> Record list
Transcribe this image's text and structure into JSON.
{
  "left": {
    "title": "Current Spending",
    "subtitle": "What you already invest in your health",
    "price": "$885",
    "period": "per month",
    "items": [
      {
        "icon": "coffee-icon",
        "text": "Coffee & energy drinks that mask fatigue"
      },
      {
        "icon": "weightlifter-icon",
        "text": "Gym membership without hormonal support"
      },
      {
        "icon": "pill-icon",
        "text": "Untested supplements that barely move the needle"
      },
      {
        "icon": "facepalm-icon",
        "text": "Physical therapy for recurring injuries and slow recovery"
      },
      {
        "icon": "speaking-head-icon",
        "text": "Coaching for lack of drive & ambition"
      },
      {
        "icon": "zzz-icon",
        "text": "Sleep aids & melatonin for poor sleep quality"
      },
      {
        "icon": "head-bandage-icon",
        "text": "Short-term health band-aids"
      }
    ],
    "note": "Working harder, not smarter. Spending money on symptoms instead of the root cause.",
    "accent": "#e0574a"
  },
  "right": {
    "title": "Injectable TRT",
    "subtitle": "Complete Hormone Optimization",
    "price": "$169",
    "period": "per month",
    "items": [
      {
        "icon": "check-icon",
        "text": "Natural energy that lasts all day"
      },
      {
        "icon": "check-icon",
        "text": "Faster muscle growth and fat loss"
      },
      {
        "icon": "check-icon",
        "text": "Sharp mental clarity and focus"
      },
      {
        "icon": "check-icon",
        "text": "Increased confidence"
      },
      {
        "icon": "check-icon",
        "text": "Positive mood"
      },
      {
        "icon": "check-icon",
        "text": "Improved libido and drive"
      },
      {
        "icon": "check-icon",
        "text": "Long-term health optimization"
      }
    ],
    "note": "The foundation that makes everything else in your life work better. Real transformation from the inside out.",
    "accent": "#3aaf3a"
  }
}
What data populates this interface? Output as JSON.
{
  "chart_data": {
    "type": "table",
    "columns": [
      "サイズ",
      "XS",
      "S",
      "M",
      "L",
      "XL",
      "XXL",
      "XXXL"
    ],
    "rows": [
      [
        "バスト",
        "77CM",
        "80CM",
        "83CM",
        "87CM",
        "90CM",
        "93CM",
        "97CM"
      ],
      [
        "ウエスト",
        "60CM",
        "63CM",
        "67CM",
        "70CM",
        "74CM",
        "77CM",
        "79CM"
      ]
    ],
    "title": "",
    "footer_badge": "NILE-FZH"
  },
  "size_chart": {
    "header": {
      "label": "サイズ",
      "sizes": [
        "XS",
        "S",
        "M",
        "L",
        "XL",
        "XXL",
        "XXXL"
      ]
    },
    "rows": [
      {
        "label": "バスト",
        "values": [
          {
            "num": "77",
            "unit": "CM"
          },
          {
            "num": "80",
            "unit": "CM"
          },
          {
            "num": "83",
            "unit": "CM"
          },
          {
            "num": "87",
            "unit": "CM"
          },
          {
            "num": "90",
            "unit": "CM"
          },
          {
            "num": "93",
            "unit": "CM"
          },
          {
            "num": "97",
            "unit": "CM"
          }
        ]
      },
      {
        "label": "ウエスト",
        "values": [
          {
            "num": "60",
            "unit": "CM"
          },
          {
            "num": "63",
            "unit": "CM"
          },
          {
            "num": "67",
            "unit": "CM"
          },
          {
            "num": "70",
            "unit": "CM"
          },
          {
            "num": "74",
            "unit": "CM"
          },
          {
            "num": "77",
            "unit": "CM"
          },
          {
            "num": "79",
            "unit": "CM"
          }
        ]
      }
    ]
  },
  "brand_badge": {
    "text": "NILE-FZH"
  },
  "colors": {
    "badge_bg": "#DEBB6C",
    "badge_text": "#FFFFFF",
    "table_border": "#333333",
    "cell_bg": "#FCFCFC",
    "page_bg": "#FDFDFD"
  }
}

> Objective
Within the listing above, find every line containing the string "your" and return it.

> Answer for this exercise
    "subtitle": "What you already invest in your health",
    "note": "The foundation that makes everything else in your life work better. Real transformation from the inside out.",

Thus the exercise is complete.